Your objective
Every entry below should be printed exactly, without its images.
:: Data section
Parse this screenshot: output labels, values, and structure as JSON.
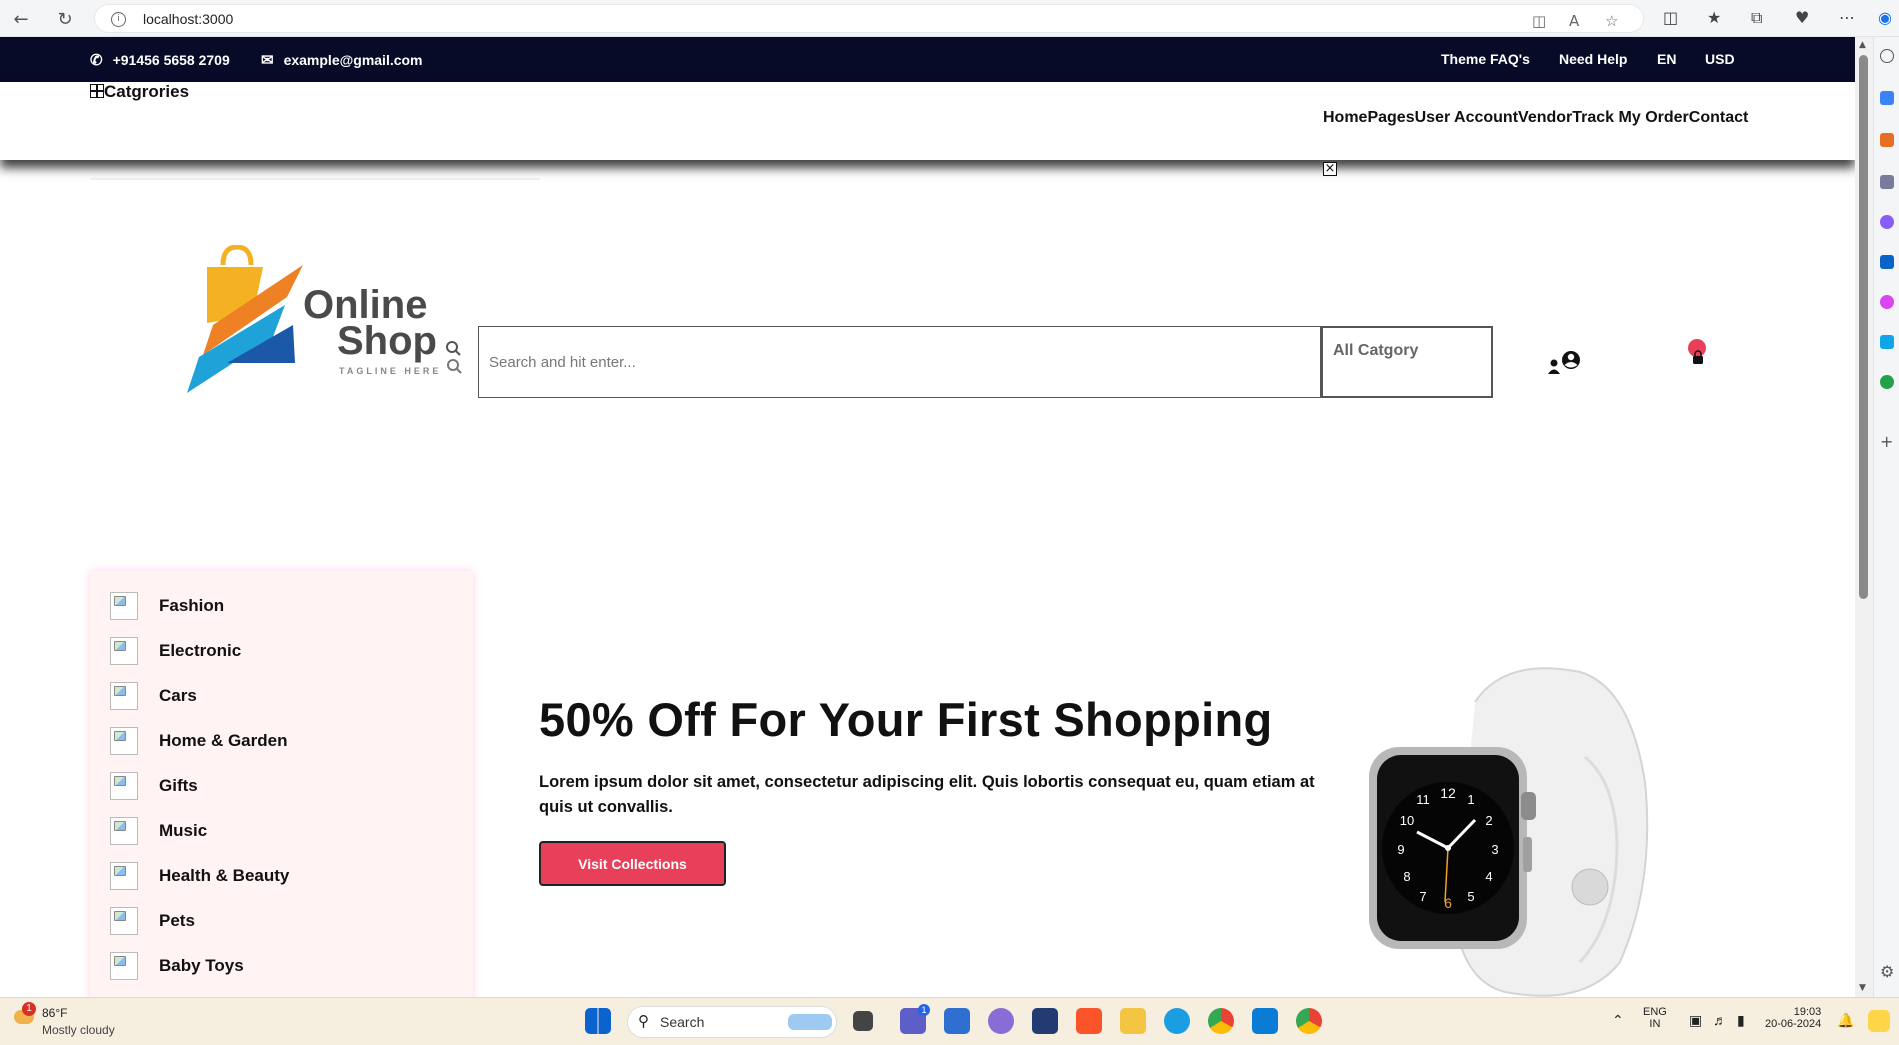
{
  "browser": {
    "url": "localhost:3000"
  },
  "topbar": {
    "phone": "+91456 5658 2709",
    "email": "example@gmail.com",
    "links": [
      "Theme FAQ's",
      "Need Help",
      "EN",
      "USD"
    ]
  },
  "navbar": {
    "categories_label": "Catgrories",
    "menu": [
      "Home",
      "Pages",
      "User Account",
      "Vendor",
      "Track My Order",
      "Contact"
    ],
    "close_symbol": "×"
  },
  "logo": {
    "line1": "Online",
    "line2": "Shop",
    "tagline": "TAGLINE HERE"
  },
  "search": {
    "placeholder": "Search and hit enter...",
    "category_selected": "All Catgory"
  },
  "categories": [
    "Fashion",
    "Electronic",
    "Cars",
    "Home & Garden",
    "Gifts",
    "Music",
    "Health & Beauty",
    "Pets",
    "Baby Toys"
  ],
  "hero": {
    "title": "50% Off For Your First Shopping",
    "description": "Lorem ipsum dolor sit amet, consectetur adipiscing elit. Quis lobortis consequat eu, quam etiam at quis ut convallis.",
    "button_label": "Visit Collections"
  },
  "colors": {
    "topbar_bg": "#070b27",
    "accent": "#e8405b",
    "panel_bg": "#fff3f4"
  },
  "taskbar": {
    "weather_badge": "1",
    "temperature": "86°F",
    "condition": "Mostly cloudy",
    "search_label": "Search",
    "teams_badge": "1",
    "language": "ENG",
    "region": "IN",
    "time": "19:03",
    "date": "20-06-2024"
  }
}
::::
The result
Parse this screenshot: output labels, values, and structure as JSON.
{
  "browser": {
    "url": "localhost:3000"
  },
  "topbar": {
    "phone": "+91456 5658 2709",
    "email": "example@gmail.com",
    "links": [
      "Theme FAQ's",
      "Need Help",
      "EN",
      "USD"
    ]
  },
  "navbar": {
    "categories_label": "Catgrories",
    "menu": [
      "Home",
      "Pages",
      "User Account",
      "Vendor",
      "Track My Order",
      "Contact"
    ],
    "close_symbol": "×"
  },
  "logo": {
    "line1": "Online",
    "line2": "Shop",
    "tagline": "TAGLINE HERE"
  },
  "search": {
    "placeholder": "Search and hit enter...",
    "category_selected": "All Catgory"
  },
  "categories": [
    "Fashion",
    "Electronic",
    "Cars",
    "Home & Garden",
    "Gifts",
    "Music",
    "Health & Beauty",
    "Pets",
    "Baby Toys"
  ],
  "hero": {
    "title": "50% Off For Your First Shopping",
    "description": "Lorem ipsum dolor sit amet, consectetur adipiscing elit. Quis lobortis consequat eu, quam etiam at quis ut convallis.",
    "button_label": "Visit Collections"
  },
  "colors": {
    "topbar_bg": "#070b27",
    "accent": "#e8405b",
    "panel_bg": "#fff3f4"
  },
  "taskbar": {
    "weather_badge": "1",
    "temperature": "86°F",
    "condition": "Mostly cloudy",
    "search_label": "Search",
    "teams_badge": "1",
    "language": "ENG",
    "region": "IN",
    "time": "19:03",
    "date": "20-06-2024"
  }
}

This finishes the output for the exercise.